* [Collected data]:
•••••
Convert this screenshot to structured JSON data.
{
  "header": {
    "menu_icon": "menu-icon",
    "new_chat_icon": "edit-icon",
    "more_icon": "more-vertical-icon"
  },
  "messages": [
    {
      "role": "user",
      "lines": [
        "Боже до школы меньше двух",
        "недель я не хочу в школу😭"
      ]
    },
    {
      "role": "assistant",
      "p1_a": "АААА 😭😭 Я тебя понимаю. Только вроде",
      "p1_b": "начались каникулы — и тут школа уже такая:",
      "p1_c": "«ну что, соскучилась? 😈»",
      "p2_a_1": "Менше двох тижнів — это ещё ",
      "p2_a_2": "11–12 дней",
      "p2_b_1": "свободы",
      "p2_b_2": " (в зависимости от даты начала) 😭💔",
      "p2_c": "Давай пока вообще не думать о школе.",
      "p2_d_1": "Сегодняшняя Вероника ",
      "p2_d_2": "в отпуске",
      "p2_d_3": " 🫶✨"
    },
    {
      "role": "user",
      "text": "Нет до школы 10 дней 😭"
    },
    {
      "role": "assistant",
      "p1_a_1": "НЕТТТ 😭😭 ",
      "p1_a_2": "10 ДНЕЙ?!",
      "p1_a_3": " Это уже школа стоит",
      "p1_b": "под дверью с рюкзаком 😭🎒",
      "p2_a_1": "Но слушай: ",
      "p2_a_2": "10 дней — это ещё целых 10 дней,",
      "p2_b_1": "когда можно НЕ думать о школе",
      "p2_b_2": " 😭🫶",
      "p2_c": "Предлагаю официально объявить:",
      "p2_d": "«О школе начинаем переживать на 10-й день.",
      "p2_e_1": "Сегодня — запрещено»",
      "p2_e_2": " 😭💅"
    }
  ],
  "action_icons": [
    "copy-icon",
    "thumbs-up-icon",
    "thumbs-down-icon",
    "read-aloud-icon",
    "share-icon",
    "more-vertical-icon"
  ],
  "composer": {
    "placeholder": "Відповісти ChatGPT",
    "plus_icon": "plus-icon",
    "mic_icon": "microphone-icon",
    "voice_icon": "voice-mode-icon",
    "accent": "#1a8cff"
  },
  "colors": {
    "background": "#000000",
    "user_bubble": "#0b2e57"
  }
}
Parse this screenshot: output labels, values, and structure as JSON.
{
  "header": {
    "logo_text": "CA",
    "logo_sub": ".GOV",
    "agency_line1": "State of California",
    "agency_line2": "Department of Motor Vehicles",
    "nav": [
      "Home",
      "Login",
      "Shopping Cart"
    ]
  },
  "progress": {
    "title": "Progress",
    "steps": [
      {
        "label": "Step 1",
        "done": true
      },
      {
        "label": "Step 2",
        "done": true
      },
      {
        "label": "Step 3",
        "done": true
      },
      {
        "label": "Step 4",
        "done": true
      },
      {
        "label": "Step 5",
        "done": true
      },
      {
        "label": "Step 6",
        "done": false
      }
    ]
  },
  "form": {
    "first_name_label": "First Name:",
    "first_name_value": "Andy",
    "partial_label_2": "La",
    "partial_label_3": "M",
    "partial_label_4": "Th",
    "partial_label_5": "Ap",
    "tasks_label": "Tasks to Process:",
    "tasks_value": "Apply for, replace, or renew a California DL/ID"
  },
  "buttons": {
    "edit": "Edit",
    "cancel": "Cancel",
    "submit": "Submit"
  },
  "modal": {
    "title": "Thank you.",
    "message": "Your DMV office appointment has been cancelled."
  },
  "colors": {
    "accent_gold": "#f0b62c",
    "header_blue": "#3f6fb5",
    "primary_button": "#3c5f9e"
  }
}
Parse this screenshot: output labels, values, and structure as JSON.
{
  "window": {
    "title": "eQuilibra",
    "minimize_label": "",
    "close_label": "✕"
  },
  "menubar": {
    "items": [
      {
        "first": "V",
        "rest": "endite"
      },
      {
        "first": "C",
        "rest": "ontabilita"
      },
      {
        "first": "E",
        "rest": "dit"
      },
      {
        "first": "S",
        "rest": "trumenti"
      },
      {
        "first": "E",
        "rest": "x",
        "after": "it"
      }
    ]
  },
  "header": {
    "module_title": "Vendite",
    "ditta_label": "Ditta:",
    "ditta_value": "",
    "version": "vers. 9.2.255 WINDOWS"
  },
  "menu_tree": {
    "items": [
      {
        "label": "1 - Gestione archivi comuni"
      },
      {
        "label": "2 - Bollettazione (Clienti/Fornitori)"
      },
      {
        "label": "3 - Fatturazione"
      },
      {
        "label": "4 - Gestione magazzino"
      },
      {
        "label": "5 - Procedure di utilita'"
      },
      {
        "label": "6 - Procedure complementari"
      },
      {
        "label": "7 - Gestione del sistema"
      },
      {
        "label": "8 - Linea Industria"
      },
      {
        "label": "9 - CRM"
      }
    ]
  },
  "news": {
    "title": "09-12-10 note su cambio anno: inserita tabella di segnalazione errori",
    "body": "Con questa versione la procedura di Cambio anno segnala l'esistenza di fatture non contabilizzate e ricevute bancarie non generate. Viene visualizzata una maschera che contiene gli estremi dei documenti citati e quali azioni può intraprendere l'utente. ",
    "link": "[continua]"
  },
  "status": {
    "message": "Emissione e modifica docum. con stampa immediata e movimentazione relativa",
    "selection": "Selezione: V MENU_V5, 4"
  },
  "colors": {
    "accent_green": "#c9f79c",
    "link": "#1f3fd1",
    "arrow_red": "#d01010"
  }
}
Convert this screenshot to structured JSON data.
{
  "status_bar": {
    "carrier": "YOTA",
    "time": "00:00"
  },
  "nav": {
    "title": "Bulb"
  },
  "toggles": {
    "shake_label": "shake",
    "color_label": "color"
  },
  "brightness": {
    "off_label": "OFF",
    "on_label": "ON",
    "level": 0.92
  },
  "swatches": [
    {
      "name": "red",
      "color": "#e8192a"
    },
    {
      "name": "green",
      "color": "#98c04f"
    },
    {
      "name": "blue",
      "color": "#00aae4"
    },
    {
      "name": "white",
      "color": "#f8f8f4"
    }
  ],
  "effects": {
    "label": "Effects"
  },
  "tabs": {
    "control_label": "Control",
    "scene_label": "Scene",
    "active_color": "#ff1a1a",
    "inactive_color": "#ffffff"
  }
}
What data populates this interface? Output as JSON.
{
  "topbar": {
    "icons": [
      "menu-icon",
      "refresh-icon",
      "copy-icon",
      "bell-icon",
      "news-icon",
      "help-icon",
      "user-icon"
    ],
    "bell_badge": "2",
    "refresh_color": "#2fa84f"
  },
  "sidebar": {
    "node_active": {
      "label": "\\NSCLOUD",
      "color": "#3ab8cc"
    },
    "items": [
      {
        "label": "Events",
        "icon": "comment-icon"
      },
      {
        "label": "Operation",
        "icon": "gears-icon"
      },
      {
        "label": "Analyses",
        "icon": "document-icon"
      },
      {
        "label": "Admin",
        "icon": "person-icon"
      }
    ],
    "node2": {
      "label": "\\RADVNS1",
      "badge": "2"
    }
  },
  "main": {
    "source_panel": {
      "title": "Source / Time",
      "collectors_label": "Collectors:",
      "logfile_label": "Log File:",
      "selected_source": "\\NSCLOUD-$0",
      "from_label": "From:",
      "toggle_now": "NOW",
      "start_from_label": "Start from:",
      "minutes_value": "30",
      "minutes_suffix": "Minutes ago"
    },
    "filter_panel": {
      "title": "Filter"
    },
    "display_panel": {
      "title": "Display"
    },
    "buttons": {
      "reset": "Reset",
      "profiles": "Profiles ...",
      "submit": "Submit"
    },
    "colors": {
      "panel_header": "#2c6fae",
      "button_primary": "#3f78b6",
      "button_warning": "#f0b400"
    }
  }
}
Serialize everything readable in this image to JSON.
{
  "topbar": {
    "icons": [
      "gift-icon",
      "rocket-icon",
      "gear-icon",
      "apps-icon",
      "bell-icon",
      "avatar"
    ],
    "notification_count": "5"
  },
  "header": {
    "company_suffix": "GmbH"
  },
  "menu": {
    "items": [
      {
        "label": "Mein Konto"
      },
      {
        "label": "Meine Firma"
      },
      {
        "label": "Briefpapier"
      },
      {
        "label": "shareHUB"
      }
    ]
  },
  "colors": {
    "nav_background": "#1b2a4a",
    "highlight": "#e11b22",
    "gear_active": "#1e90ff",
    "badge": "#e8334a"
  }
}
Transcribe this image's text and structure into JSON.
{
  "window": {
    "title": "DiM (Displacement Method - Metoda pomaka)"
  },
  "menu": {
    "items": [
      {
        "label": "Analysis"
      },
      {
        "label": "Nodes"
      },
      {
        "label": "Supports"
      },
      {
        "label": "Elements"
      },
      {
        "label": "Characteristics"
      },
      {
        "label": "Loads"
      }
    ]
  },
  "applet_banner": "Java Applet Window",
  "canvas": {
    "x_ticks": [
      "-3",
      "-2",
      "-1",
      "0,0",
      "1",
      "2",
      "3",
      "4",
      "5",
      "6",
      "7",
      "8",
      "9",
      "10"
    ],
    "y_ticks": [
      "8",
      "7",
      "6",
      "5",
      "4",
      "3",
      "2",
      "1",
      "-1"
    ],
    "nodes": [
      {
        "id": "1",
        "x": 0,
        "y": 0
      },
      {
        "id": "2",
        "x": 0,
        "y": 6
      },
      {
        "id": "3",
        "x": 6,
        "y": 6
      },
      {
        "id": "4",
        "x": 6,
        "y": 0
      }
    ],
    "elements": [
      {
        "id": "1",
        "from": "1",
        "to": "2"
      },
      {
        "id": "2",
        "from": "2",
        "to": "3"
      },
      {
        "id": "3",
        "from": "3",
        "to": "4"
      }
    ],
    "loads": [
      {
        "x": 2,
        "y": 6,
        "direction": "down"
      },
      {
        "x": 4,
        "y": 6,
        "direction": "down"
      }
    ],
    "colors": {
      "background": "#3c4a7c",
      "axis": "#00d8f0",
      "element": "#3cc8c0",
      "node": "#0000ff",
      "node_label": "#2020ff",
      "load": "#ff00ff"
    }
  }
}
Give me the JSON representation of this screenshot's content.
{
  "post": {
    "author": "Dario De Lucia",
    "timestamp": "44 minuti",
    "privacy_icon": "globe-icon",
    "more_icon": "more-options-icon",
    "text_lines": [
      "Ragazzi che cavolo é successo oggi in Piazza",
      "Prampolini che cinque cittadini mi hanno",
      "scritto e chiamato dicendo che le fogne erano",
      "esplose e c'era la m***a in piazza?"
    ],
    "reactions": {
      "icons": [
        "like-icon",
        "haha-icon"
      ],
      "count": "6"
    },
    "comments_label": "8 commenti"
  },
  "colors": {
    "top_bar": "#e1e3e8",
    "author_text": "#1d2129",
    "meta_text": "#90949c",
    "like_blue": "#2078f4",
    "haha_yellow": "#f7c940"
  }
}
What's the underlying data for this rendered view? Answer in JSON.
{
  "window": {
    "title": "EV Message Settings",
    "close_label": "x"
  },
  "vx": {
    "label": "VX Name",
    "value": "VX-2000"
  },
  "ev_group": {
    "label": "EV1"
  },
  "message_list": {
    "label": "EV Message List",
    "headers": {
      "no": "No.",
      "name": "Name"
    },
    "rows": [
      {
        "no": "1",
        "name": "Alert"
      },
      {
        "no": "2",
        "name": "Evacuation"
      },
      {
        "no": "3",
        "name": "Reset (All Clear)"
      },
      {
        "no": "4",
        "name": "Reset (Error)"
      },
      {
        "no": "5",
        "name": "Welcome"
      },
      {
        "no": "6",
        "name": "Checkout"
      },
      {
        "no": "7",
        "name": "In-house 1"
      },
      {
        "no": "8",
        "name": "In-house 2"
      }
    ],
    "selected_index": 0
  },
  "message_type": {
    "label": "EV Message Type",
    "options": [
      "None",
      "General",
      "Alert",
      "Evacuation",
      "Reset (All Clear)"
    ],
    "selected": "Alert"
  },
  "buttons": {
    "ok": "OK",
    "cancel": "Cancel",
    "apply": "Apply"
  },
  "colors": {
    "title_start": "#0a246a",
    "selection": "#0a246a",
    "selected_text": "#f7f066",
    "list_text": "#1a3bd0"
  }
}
•••••
* [Written request]: From the entries above, copy every line containing the word "Gestione".

* [Exercise answer]:
        "label": "1 - Gestione archivi comuni"
        "label": "4 - Gestione magazzino"
        "label": "7 - Gestione del sistema"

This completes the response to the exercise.